__Set exercise__.
Say only how many lines contain the word "JSON".
§
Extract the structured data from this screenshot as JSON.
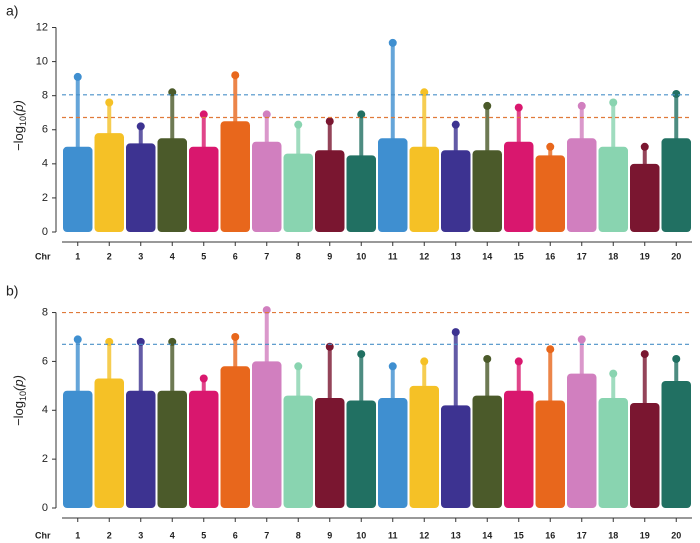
{
  "chart_data": [
    {
      "type": "manhattan",
      "panel_label": "a)",
      "x_label": "Chr",
      "y_label": {
        "prefix": "−log",
        "sub": "10",
        "suffix": "(p)"
      },
      "categories": [
        "1",
        "2",
        "3",
        "4",
        "5",
        "6",
        "7",
        "8",
        "9",
        "10",
        "11",
        "12",
        "13",
        "14",
        "15",
        "16",
        "17",
        "18",
        "19",
        "20"
      ],
      "colors": [
        "#3f8fd0",
        "#f5c126",
        "#3d3391",
        "#4b5a2a",
        "#d9176e",
        "#e8671c",
        "#d17fbf",
        "#89d4b0",
        "#7a1630",
        "#217062",
        "#3f8fd0",
        "#f5c126",
        "#3d3391",
        "#4b5a2a",
        "#d9176e",
        "#e8671c",
        "#d17fbf",
        "#89d4b0",
        "#7a1630",
        "#217062"
      ],
      "values": [
        9.1,
        7.6,
        6.2,
        8.2,
        6.9,
        9.2,
        6.9,
        6.3,
        6.5,
        6.9,
        11.1,
        8.2,
        6.3,
        7.4,
        7.3,
        5.0,
        7.4,
        7.6,
        5.0,
        8.1
      ],
      "bulk_values": [
        5.0,
        5.8,
        5.2,
        5.5,
        5.0,
        6.5,
        5.3,
        4.6,
        4.8,
        4.5,
        5.5,
        5.0,
        4.8,
        4.8,
        5.3,
        4.5,
        5.5,
        5.0,
        4.0,
        5.5
      ],
      "hlines": [
        {
          "value": 8.05,
          "color": "#4a90c8"
        },
        {
          "value": 6.72,
          "color": "#e07a3a"
        }
      ],
      "ylim": [
        0,
        12.5
      ],
      "yticks": [
        0,
        2,
        4,
        6,
        8,
        10,
        12
      ]
    },
    {
      "type": "manhattan",
      "panel_label": "b)",
      "x_label": "Chr",
      "y_label": {
        "prefix": "−log",
        "sub": "10",
        "suffix": "(p)"
      },
      "categories": [
        "1",
        "2",
        "3",
        "4",
        "5",
        "6",
        "7",
        "8",
        "9",
        "10",
        "11",
        "12",
        "13",
        "14",
        "15",
        "16",
        "17",
        "18",
        "19",
        "20"
      ],
      "colors": [
        "#3f8fd0",
        "#f5c126",
        "#3d3391",
        "#4b5a2a",
        "#d9176e",
        "#e8671c",
        "#d17fbf",
        "#89d4b0",
        "#7a1630",
        "#217062",
        "#3f8fd0",
        "#f5c126",
        "#3d3391",
        "#4b5a2a",
        "#d9176e",
        "#e8671c",
        "#d17fbf",
        "#89d4b0",
        "#7a1630",
        "#217062"
      ],
      "values": [
        6.9,
        6.8,
        6.8,
        6.8,
        5.3,
        7.0,
        8.1,
        5.8,
        6.6,
        6.3,
        5.8,
        6.0,
        7.2,
        6.1,
        6.0,
        6.5,
        6.9,
        5.5,
        6.3,
        6.1
      ],
      "bulk_values": [
        4.8,
        5.3,
        4.8,
        4.8,
        4.8,
        5.8,
        6.0,
        4.6,
        4.5,
        4.4,
        4.5,
        5.0,
        4.2,
        4.6,
        4.8,
        4.4,
        5.5,
        4.5,
        4.3,
        5.2
      ],
      "hlines": [
        {
          "value": 8.0,
          "color": "#e07a3a"
        },
        {
          "value": 6.7,
          "color": "#4a90c8"
        }
      ],
      "ylim": [
        0,
        8.8
      ],
      "yticks": [
        0,
        2,
        4,
        6,
        8
      ]
    }
  ]
}
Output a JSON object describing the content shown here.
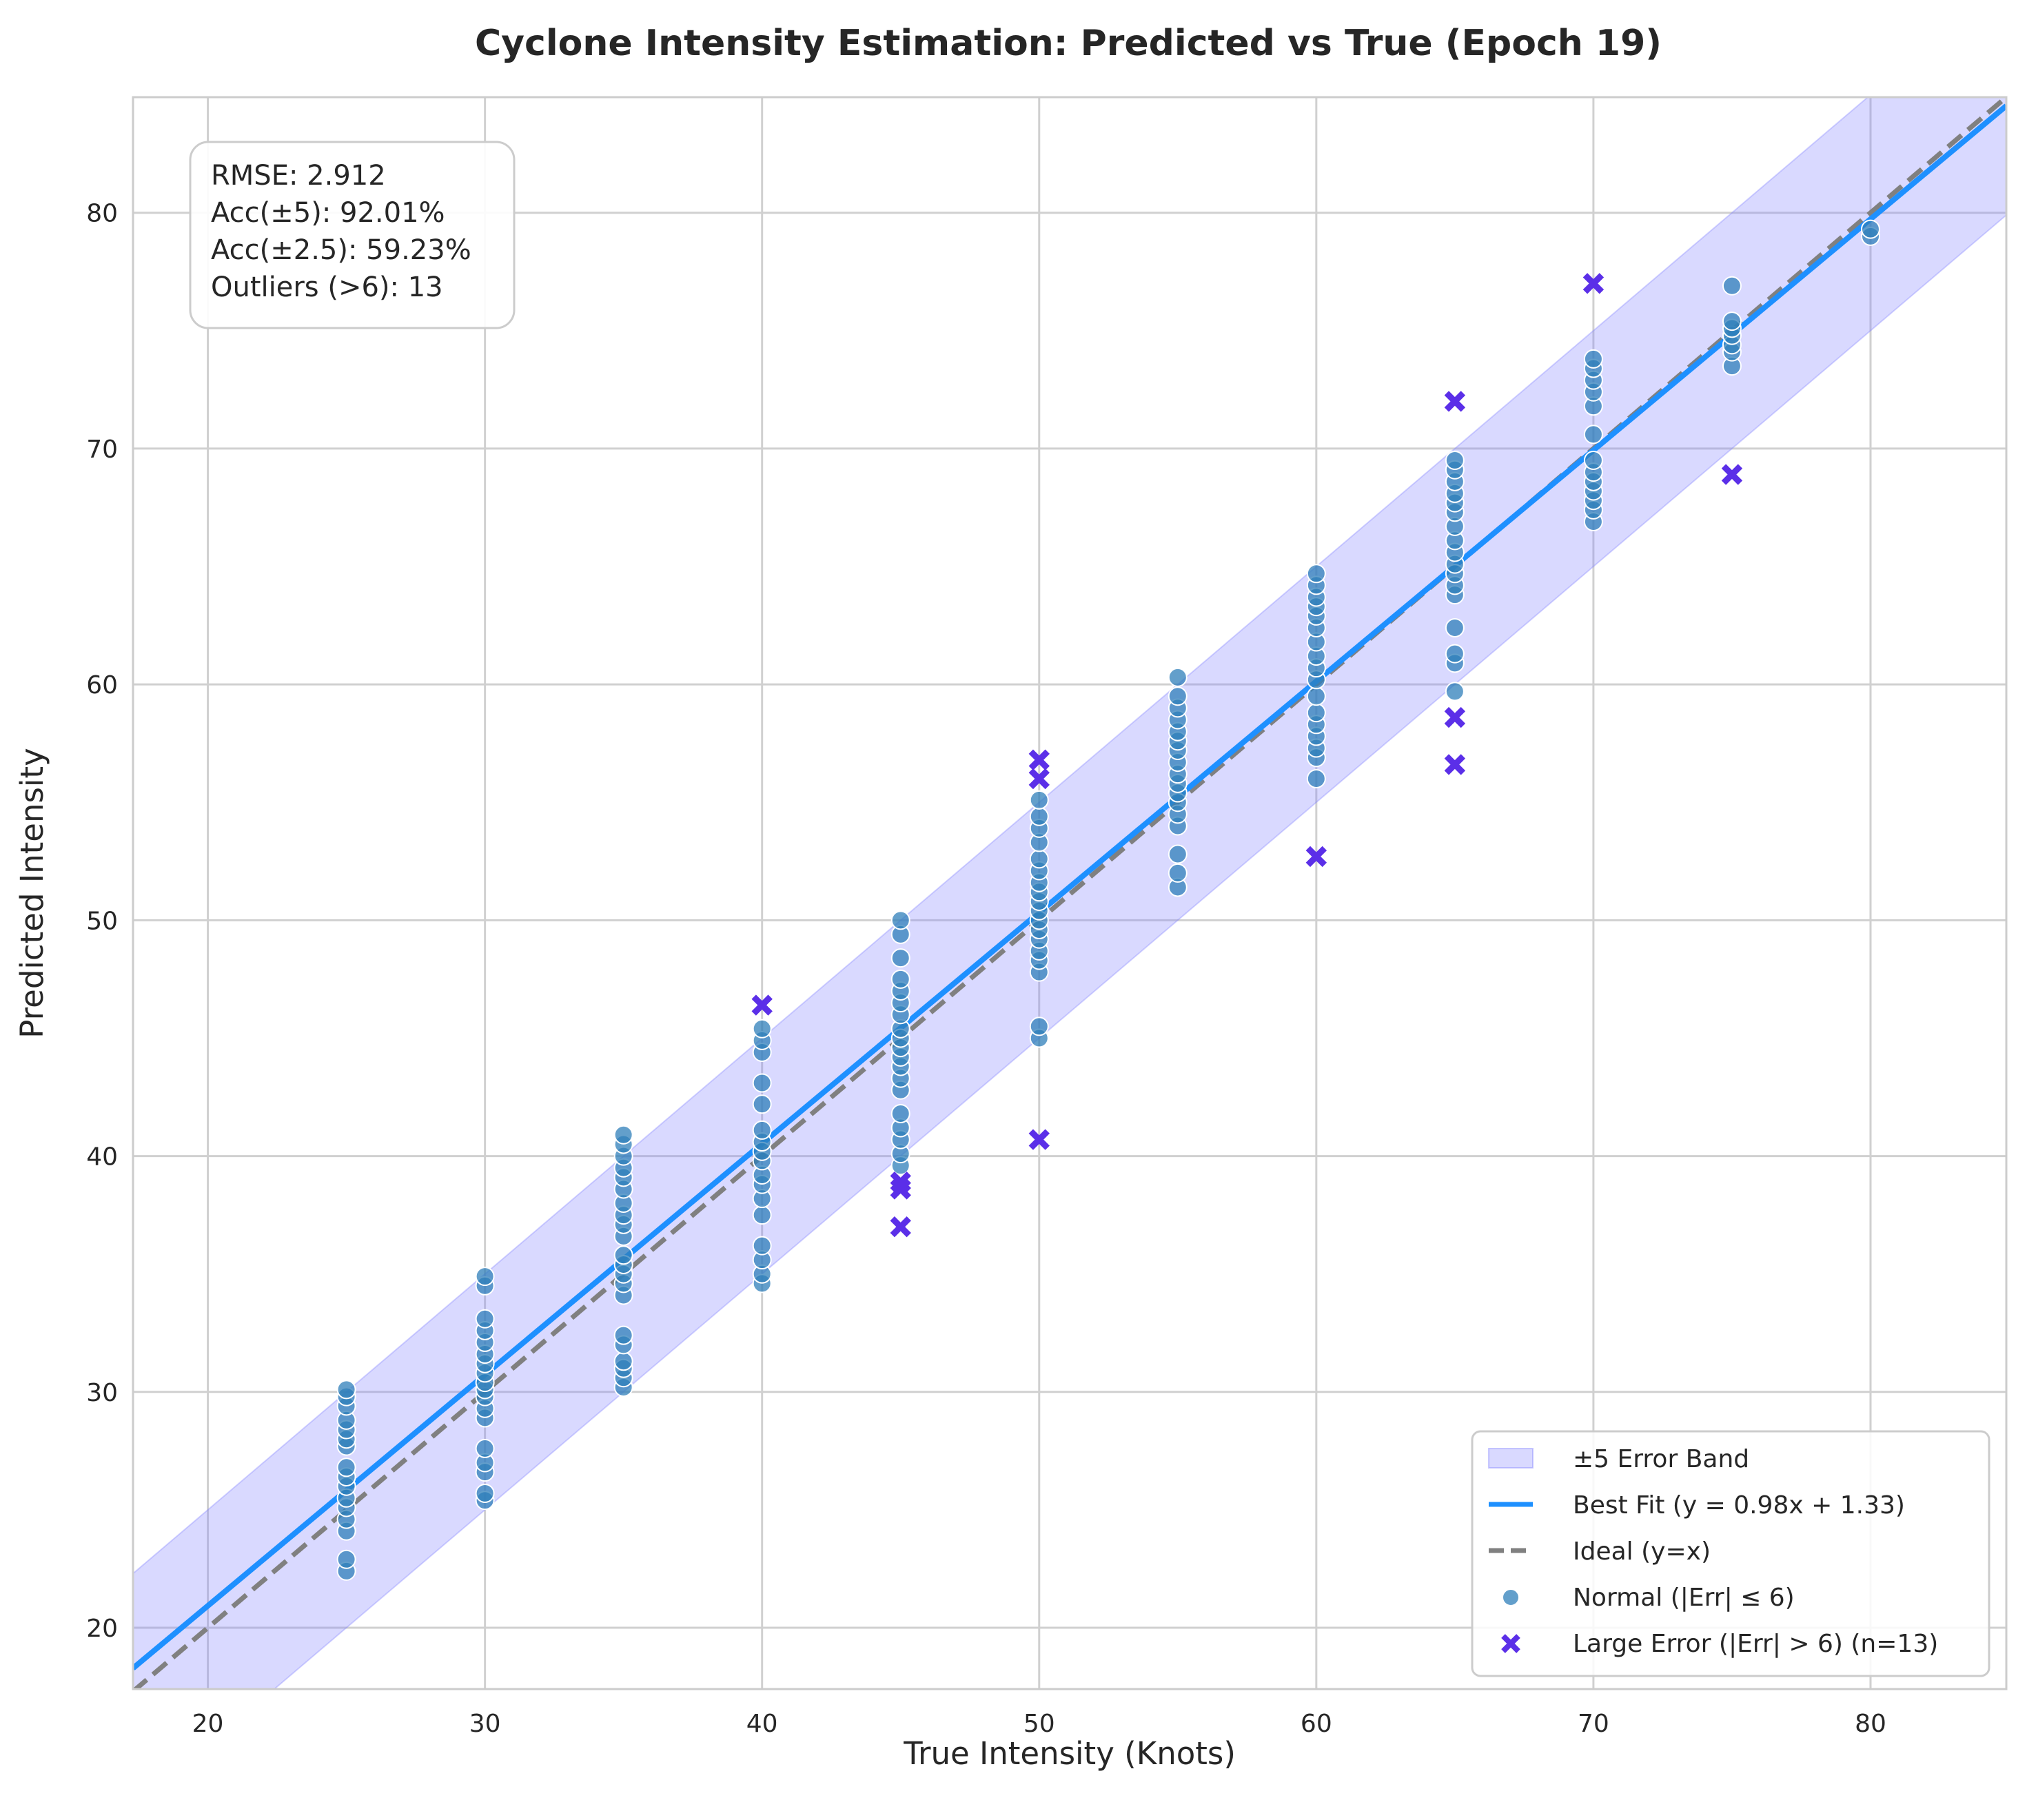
{
  "chart_data": {
    "type": "scatter",
    "title": "Cyclone Intensity Estimation: Predicted vs True (Epoch 19)",
    "xlabel": "True Intensity (Knots)",
    "ylabel": "Predicted Intensity",
    "xlim": [
      17.3,
      84.9
    ],
    "ylim": [
      17.4,
      84.9
    ],
    "xticks": [
      20,
      30,
      40,
      50,
      60,
      70,
      80
    ],
    "yticks": [
      20,
      30,
      40,
      50,
      60,
      70,
      80
    ],
    "grid": true,
    "legend_position": "bottom-right",
    "colors": {
      "band": "#8080ff",
      "best_fit": "#1e90ff",
      "ideal": "#808080",
      "normal": "#2f7fba",
      "large_error": "#5b2fe8",
      "grid": "#d0d0d0",
      "spine": "#cccccc"
    },
    "stats": [
      "RMSE: 2.912",
      "Acc(±5): 92.01%",
      "Acc(±2.5): 59.23%",
      "Outliers (>6): 13"
    ],
    "error_band": {
      "label": "±5 Error Band",
      "width": 5
    },
    "best_fit": {
      "label": "Best Fit (y = 0.98x + 1.33)",
      "slope": 0.98,
      "intercept": 1.33
    },
    "ideal": {
      "label": "Ideal (y=x)"
    },
    "series": [
      {
        "name": "Normal (|Err| ≤ 6)",
        "marker": "circle",
        "points": [
          [
            25,
            22.4
          ],
          [
            25,
            22.9
          ],
          [
            25,
            24.1
          ],
          [
            25,
            24.6
          ],
          [
            25,
            25.1
          ],
          [
            25,
            25.5
          ],
          [
            25,
            26.0
          ],
          [
            25,
            26.4
          ],
          [
            25,
            26.8
          ],
          [
            25,
            27.7
          ],
          [
            25,
            28.0
          ],
          [
            25,
            28.4
          ],
          [
            25,
            28.8
          ],
          [
            25,
            29.4
          ],
          [
            25,
            29.8
          ],
          [
            25,
            30.1
          ],
          [
            30,
            25.4
          ],
          [
            30,
            25.7
          ],
          [
            30,
            26.6
          ],
          [
            30,
            27.0
          ],
          [
            30,
            27.6
          ],
          [
            30,
            28.9
          ],
          [
            30,
            29.3
          ],
          [
            30,
            29.8
          ],
          [
            30,
            30.1
          ],
          [
            30,
            30.4
          ],
          [
            30,
            30.8
          ],
          [
            30,
            31.2
          ],
          [
            30,
            31.6
          ],
          [
            30,
            32.1
          ],
          [
            30,
            32.6
          ],
          [
            30,
            33.1
          ],
          [
            30,
            34.5
          ],
          [
            30,
            34.9
          ],
          [
            35,
            30.2
          ],
          [
            35,
            30.6
          ],
          [
            35,
            31.0
          ],
          [
            35,
            31.3
          ],
          [
            35,
            32.0
          ],
          [
            35,
            32.4
          ],
          [
            35,
            34.1
          ],
          [
            35,
            34.6
          ],
          [
            35,
            35.0
          ],
          [
            35,
            35.4
          ],
          [
            35,
            35.8
          ],
          [
            35,
            36.6
          ],
          [
            35,
            37.1
          ],
          [
            35,
            37.5
          ],
          [
            35,
            38.0
          ],
          [
            35,
            38.6
          ],
          [
            35,
            39.1
          ],
          [
            35,
            39.5
          ],
          [
            35,
            40.0
          ],
          [
            35,
            40.5
          ],
          [
            35,
            40.9
          ],
          [
            40,
            34.6
          ],
          [
            40,
            35.0
          ],
          [
            40,
            35.6
          ],
          [
            40,
            36.2
          ],
          [
            40,
            37.5
          ],
          [
            40,
            38.2
          ],
          [
            40,
            38.8
          ],
          [
            40,
            39.2
          ],
          [
            40,
            39.8
          ],
          [
            40,
            40.2
          ],
          [
            40,
            40.6
          ],
          [
            40,
            41.1
          ],
          [
            40,
            42.2
          ],
          [
            40,
            43.1
          ],
          [
            40,
            44.4
          ],
          [
            40,
            44.9
          ],
          [
            40,
            45.4
          ],
          [
            45,
            39.6
          ],
          [
            45,
            40.1
          ],
          [
            45,
            40.7
          ],
          [
            45,
            41.2
          ],
          [
            45,
            41.8
          ],
          [
            45,
            42.8
          ],
          [
            45,
            43.3
          ],
          [
            45,
            43.8
          ],
          [
            45,
            44.2
          ],
          [
            45,
            44.6
          ],
          [
            45,
            45.0
          ],
          [
            45,
            45.4
          ],
          [
            45,
            46.0
          ],
          [
            45,
            46.5
          ],
          [
            45,
            47.0
          ],
          [
            45,
            47.5
          ],
          [
            45,
            48.4
          ],
          [
            45,
            49.4
          ],
          [
            45,
            50.0
          ],
          [
            50,
            45.0
          ],
          [
            50,
            45.5
          ],
          [
            50,
            47.8
          ],
          [
            50,
            48.3
          ],
          [
            50,
            48.7
          ],
          [
            50,
            49.2
          ],
          [
            50,
            49.6
          ],
          [
            50,
            50.0
          ],
          [
            50,
            50.4
          ],
          [
            50,
            50.8
          ],
          [
            50,
            51.2
          ],
          [
            50,
            51.6
          ],
          [
            50,
            52.1
          ],
          [
            50,
            52.6
          ],
          [
            50,
            53.3
          ],
          [
            50,
            53.9
          ],
          [
            50,
            54.4
          ],
          [
            50,
            55.1
          ],
          [
            55,
            51.4
          ],
          [
            55,
            52.0
          ],
          [
            55,
            52.8
          ],
          [
            55,
            54.0
          ],
          [
            55,
            54.5
          ],
          [
            55,
            55.0
          ],
          [
            55,
            55.4
          ],
          [
            55,
            55.8
          ],
          [
            55,
            56.2
          ],
          [
            55,
            56.7
          ],
          [
            55,
            57.2
          ],
          [
            55,
            57.6
          ],
          [
            55,
            58.0
          ],
          [
            55,
            58.5
          ],
          [
            55,
            59.0
          ],
          [
            55,
            59.5
          ],
          [
            55,
            60.3
          ],
          [
            60,
            56.0
          ],
          [
            60,
            56.9
          ],
          [
            60,
            57.3
          ],
          [
            60,
            57.8
          ],
          [
            60,
            58.3
          ],
          [
            60,
            58.8
          ],
          [
            60,
            59.5
          ],
          [
            60,
            60.2
          ],
          [
            60,
            60.7
          ],
          [
            60,
            61.2
          ],
          [
            60,
            61.8
          ],
          [
            60,
            62.4
          ],
          [
            60,
            62.9
          ],
          [
            60,
            63.3
          ],
          [
            60,
            63.7
          ],
          [
            60,
            64.2
          ],
          [
            60,
            64.7
          ],
          [
            65,
            59.7
          ],
          [
            65,
            60.9
          ],
          [
            65,
            61.3
          ],
          [
            65,
            62.4
          ],
          [
            65,
            63.8
          ],
          [
            65,
            64.2
          ],
          [
            65,
            64.7
          ],
          [
            65,
            65.1
          ],
          [
            65,
            65.6
          ],
          [
            65,
            66.1
          ],
          [
            65,
            66.7
          ],
          [
            65,
            67.3
          ],
          [
            65,
            67.7
          ],
          [
            65,
            68.1
          ],
          [
            65,
            68.6
          ],
          [
            65,
            69.1
          ],
          [
            65,
            69.5
          ],
          [
            70,
            66.9
          ],
          [
            70,
            67.4
          ],
          [
            70,
            67.8
          ],
          [
            70,
            68.2
          ],
          [
            70,
            68.6
          ],
          [
            70,
            69.0
          ],
          [
            70,
            69.5
          ],
          [
            70,
            70.6
          ],
          [
            70,
            71.8
          ],
          [
            70,
            72.4
          ],
          [
            70,
            72.9
          ],
          [
            70,
            73.4
          ],
          [
            70,
            73.8
          ],
          [
            75,
            73.5
          ],
          [
            75,
            74.1
          ],
          [
            75,
            74.4
          ],
          [
            75,
            74.8
          ],
          [
            75,
            75.1
          ],
          [
            75,
            75.4
          ],
          [
            75,
            76.9
          ],
          [
            80,
            79.0
          ],
          [
            80,
            79.3
          ]
        ]
      },
      {
        "name": "Large Error (|Err| > 6) (n=13)",
        "marker": "x",
        "points": [
          [
            40,
            46.4
          ],
          [
            45,
            38.6
          ],
          [
            45,
            38.9
          ],
          [
            45,
            37.0
          ],
          [
            50,
            56.8
          ],
          [
            50,
            56.0
          ],
          [
            50,
            40.7
          ],
          [
            60,
            52.7
          ],
          [
            65,
            72.0
          ],
          [
            65,
            58.6
          ],
          [
            65,
            56.6
          ],
          [
            70,
            77.0
          ],
          [
            75,
            68.9
          ]
        ]
      }
    ]
  }
}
§
__Solution below__.
2